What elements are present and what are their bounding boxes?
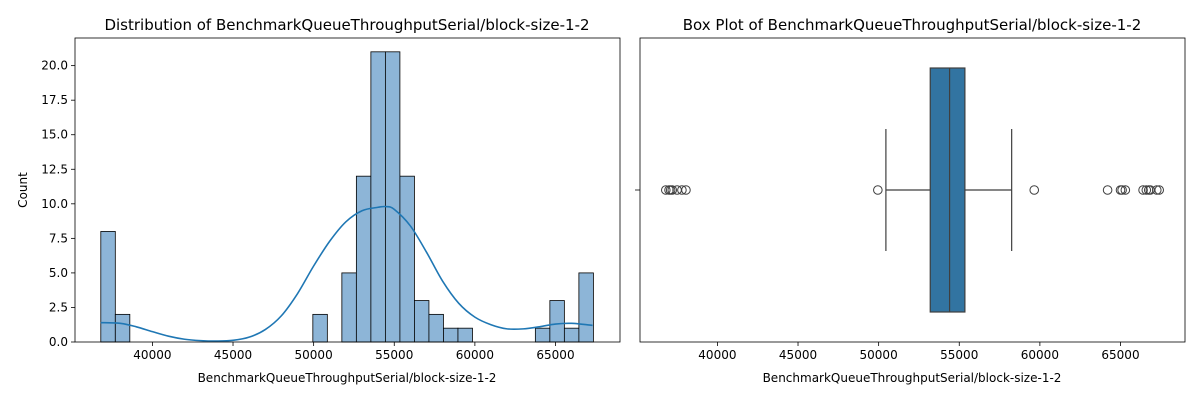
outlier-point (1138, 185, 1148, 195)
outlier-point (681, 185, 691, 195)
outlier-point (677, 185, 687, 195)
boxplot-chart: Box Plot of BenchmarkQueueThroughputSeri… (635, 16, 1186, 385)
histogram-xtick-label: 40000 (133, 348, 171, 362)
histogram-bar (414, 300, 430, 343)
outlier-point (1141, 185, 1152, 195)
histogram-title: Distribution of BenchmarkQueueThroughput… (104, 16, 589, 34)
histogram-ytick-label: 7.5 (49, 231, 68, 245)
iqr-box (929, 67, 966, 313)
histogram-bar (443, 327, 459, 343)
histogram-xtick-label: 50000 (295, 348, 333, 362)
histogram-ytick-label: 10.0 (41, 197, 68, 211)
histogram-bar (563, 327, 580, 343)
outlier-point (1117, 185, 1127, 195)
histogram-xlabel: BenchmarkQueueThroughputSerial/block-siz… (198, 371, 497, 385)
histogram-bar (399, 175, 415, 343)
histogram-bar (534, 327, 551, 343)
histogram-bar (384, 51, 401, 343)
histogram-bar (370, 51, 386, 343)
kde-line (100, 205, 593, 342)
outlier-point (1029, 185, 1040, 195)
histogram-ytick-label: 0.0 (49, 335, 68, 349)
outlier-point (1151, 185, 1162, 195)
boxplot-xtick-label: 50000 (860, 348, 898, 362)
histogram-bar (549, 300, 565, 343)
histogram-ytick-label: 12.5 (41, 162, 68, 176)
histogram-ytick-label: 20.0 (41, 59, 68, 73)
histogram-bar (312, 313, 328, 343)
outlier-point (1102, 185, 1113, 195)
outlier-point (873, 185, 883, 195)
outlier-point (672, 185, 682, 195)
boxplot-xlabel: BenchmarkQueueThroughputSerial/block-siz… (763, 371, 1062, 385)
histogram-ytick-label: 17.5 (41, 93, 68, 107)
histogram-ylabel: Count (16, 172, 30, 208)
outlier-point (667, 185, 678, 195)
histogram-bar (100, 231, 116, 343)
histogram-bar (114, 313, 131, 343)
outlier-point (660, 185, 671, 195)
histogram-chart: Distribution of BenchmarkQueueThroughput… (16, 16, 621, 385)
histogram-bar (341, 272, 357, 343)
boxplot-xtick-label: 60000 (1021, 348, 1059, 362)
histogram-xtick-label: 45000 (214, 348, 252, 362)
histogram-ytick-label: 2.5 (49, 300, 68, 314)
boxplot-xtick-label: 45000 (779, 348, 817, 362)
histogram-ytick-label: 15.0 (41, 128, 68, 142)
boxplot-xtick-label: 55000 (940, 348, 978, 362)
histogram-frame (74, 37, 621, 343)
histogram-bar (355, 175, 372, 343)
histogram-bar (578, 272, 594, 343)
boxplot-xtick-label: 40000 (698, 348, 736, 362)
histogram-bar (428, 313, 444, 343)
histogram-xtick-label: 65000 (536, 348, 574, 362)
histogram-xtick-label: 60000 (456, 348, 494, 362)
boxplot-xtick-label: 65000 (1101, 348, 1139, 362)
outlier-point (1154, 185, 1165, 195)
histogram-ytick-label: 5.0 (49, 266, 68, 280)
histogram-bar (457, 327, 473, 343)
histogram-xtick-label: 55000 (375, 348, 413, 362)
boxplot-title: Box Plot of BenchmarkQueueThroughputSeri… (683, 16, 1141, 34)
outlier-point (1120, 185, 1131, 195)
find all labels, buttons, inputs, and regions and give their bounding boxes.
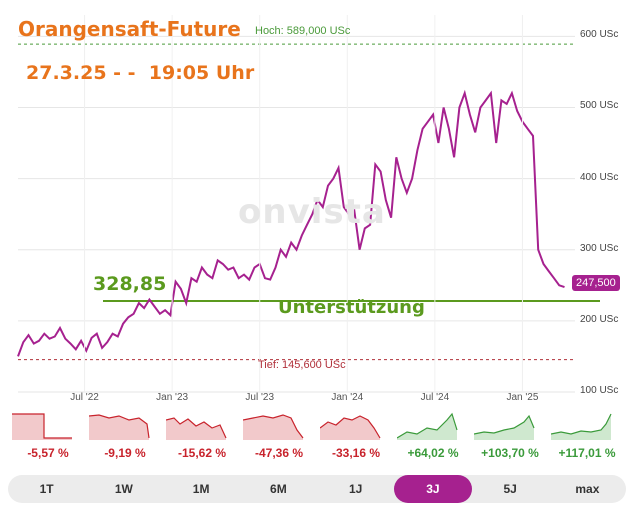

━━━━━━━━

- **DO THIS**
Reproduce all of the records above, replacing every occurrence of "outlier-point" with "outlier-marker" and leaving all other text unchanged. Omit the pictures from your answer.

- **TASK OUTPUT**
What elements are present and what are their bounding boxes?
outlier-marker (1138, 185, 1148, 195)
outlier-marker (681, 185, 691, 195)
outlier-marker (677, 185, 687, 195)
boxplot-chart: Box Plot of BenchmarkQueueThroughputSeri… (635, 16, 1186, 385)
histogram-xtick-label: 40000 (133, 348, 171, 362)
histogram-bar (414, 300, 430, 343)
outlier-marker (1141, 185, 1152, 195)
histogram-title: Distribution of BenchmarkQueueThroughput… (104, 16, 589, 34)
histogram-ytick-label: 7.5 (49, 231, 68, 245)
iqr-box (929, 67, 966, 313)
histogram-bar (443, 327, 459, 343)
histogram-xtick-label: 50000 (295, 348, 333, 362)
histogram-ytick-label: 10.0 (41, 197, 68, 211)
histogram-bar (563, 327, 580, 343)
outlier-marker (1117, 185, 1127, 195)
histogram-xlabel: BenchmarkQueueThroughputSerial/block-siz… (198, 371, 497, 385)
histogram-bar (399, 175, 415, 343)
histogram-bar (534, 327, 551, 343)
histogram-bar (384, 51, 401, 343)
histogram-bar (370, 51, 386, 343)
kde-line (100, 205, 593, 342)
outlier-marker (1029, 185, 1040, 195)
histogram-ytick-label: 0.0 (49, 335, 68, 349)
outlier-marker (1151, 185, 1162, 195)
boxplot-xtick-label: 50000 (860, 348, 898, 362)
histogram-bar (549, 300, 565, 343)
histogram-ytick-label: 12.5 (41, 162, 68, 176)
histogram-ytick-label: 20.0 (41, 59, 68, 73)
histogram-bar (312, 313, 328, 343)
outlier-marker (1102, 185, 1113, 195)
outlier-marker (873, 185, 883, 195)
outlier-marker (672, 185, 682, 195)
boxplot-xlabel: BenchmarkQueueThroughputSerial/block-siz… (763, 371, 1062, 385)
histogram-ytick-label: 17.5 (41, 93, 68, 107)
histogram-ylabel: Count (16, 172, 30, 208)
outlier-marker (667, 185, 678, 195)
histogram-bar (100, 231, 116, 343)
histogram-bar (114, 313, 131, 343)
outlier-marker (660, 185, 671, 195)
histogram-chart: Distribution of BenchmarkQueueThroughput… (16, 16, 621, 385)
histogram-bar (341, 272, 357, 343)
boxplot-xtick-label: 60000 (1021, 348, 1059, 362)
histogram-xtick-label: 45000 (214, 348, 252, 362)
histogram-ytick-label: 2.5 (49, 300, 68, 314)
boxplot-xtick-label: 45000 (779, 348, 817, 362)
histogram-ytick-label: 15.0 (41, 128, 68, 142)
boxplot-xtick-label: 55000 (940, 348, 978, 362)
histogram-frame (74, 37, 621, 343)
histogram-bar (355, 175, 372, 343)
histogram-bar (578, 272, 594, 343)
boxplot-xtick-label: 40000 (698, 348, 736, 362)
histogram-bar (428, 313, 444, 343)
histogram-xtick-label: 65000 (536, 348, 574, 362)
histogram-xtick-label: 60000 (456, 348, 494, 362)
boxplot-xtick-label: 65000 (1101, 348, 1139, 362)
outlier-marker (1154, 185, 1165, 195)
histogram-ytick-label: 5.0 (49, 266, 68, 280)
histogram-bar (457, 327, 473, 343)
histogram-xtick-label: 55000 (375, 348, 413, 362)
boxplot-title: Box Plot of BenchmarkQueueThroughputSeri… (683, 16, 1141, 34)
outlier-marker (1120, 185, 1131, 195)
find all labels, buttons, inputs, and regions and give their bounding boxes.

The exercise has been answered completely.